[Data records]
——————
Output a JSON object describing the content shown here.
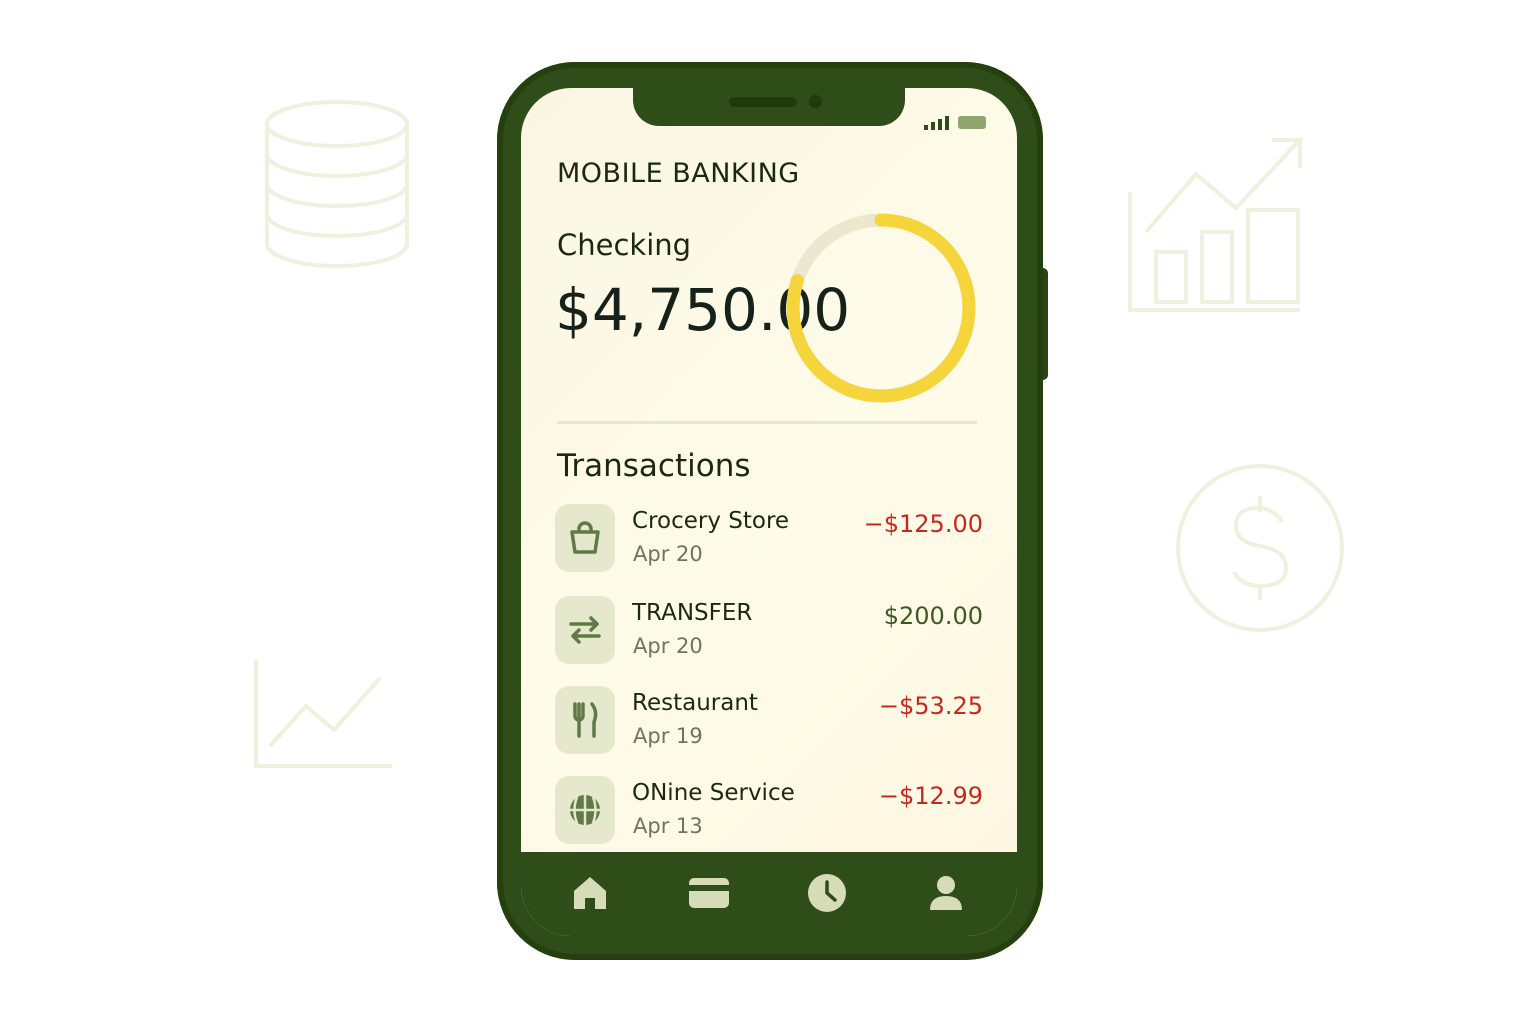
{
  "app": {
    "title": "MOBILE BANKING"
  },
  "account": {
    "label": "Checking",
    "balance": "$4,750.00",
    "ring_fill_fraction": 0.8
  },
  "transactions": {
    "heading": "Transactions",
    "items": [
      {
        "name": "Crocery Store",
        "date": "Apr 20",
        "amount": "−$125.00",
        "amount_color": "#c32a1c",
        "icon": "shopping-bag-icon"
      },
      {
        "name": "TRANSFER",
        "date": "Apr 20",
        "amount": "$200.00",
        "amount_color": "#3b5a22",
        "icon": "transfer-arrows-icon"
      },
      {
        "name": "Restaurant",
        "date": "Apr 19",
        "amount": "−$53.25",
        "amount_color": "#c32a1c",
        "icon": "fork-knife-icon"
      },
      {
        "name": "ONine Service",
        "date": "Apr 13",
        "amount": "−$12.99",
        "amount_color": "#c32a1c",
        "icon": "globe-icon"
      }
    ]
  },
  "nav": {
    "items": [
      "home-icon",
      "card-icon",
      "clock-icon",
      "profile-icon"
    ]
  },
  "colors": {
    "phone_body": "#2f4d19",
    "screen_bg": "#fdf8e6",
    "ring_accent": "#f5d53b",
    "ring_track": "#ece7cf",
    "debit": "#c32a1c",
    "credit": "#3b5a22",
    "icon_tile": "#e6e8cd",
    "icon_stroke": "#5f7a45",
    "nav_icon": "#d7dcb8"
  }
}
——————
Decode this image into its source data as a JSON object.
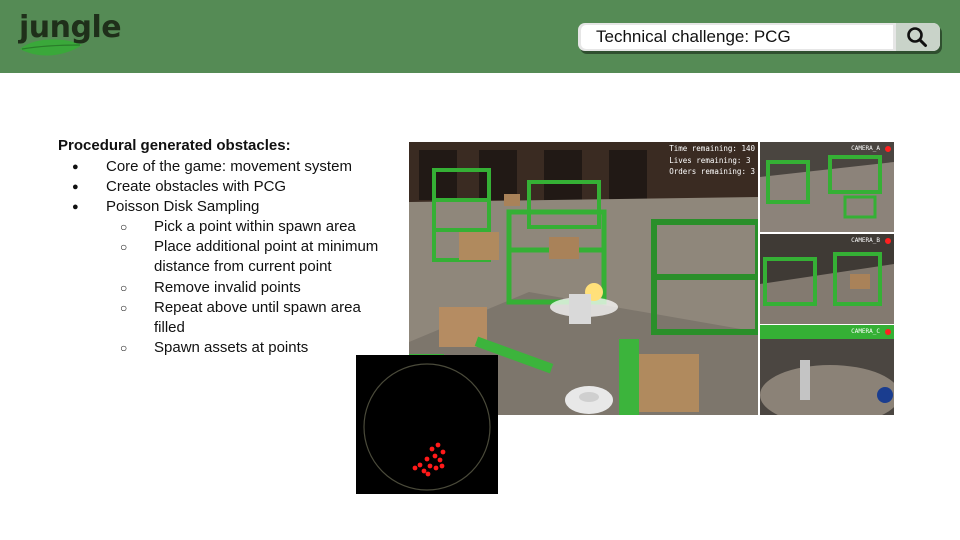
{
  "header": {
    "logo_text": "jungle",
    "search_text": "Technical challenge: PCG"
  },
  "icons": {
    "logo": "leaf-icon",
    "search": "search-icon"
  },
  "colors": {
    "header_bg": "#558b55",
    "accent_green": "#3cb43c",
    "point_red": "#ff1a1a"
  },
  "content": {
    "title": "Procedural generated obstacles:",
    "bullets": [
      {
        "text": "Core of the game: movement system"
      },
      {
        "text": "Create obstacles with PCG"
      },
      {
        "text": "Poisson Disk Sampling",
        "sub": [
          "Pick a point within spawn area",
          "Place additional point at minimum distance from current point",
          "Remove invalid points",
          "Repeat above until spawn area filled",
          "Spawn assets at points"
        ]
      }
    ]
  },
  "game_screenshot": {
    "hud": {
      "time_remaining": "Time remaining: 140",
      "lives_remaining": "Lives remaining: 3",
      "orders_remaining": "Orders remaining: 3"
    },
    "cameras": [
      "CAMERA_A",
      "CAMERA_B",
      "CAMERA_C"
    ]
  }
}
——————
**The task**
Show the lines of the material that contain the word "object".

**Response to this task**
Output a JSON object describing the content shown here.
Decode this image into its source data as a JSON object.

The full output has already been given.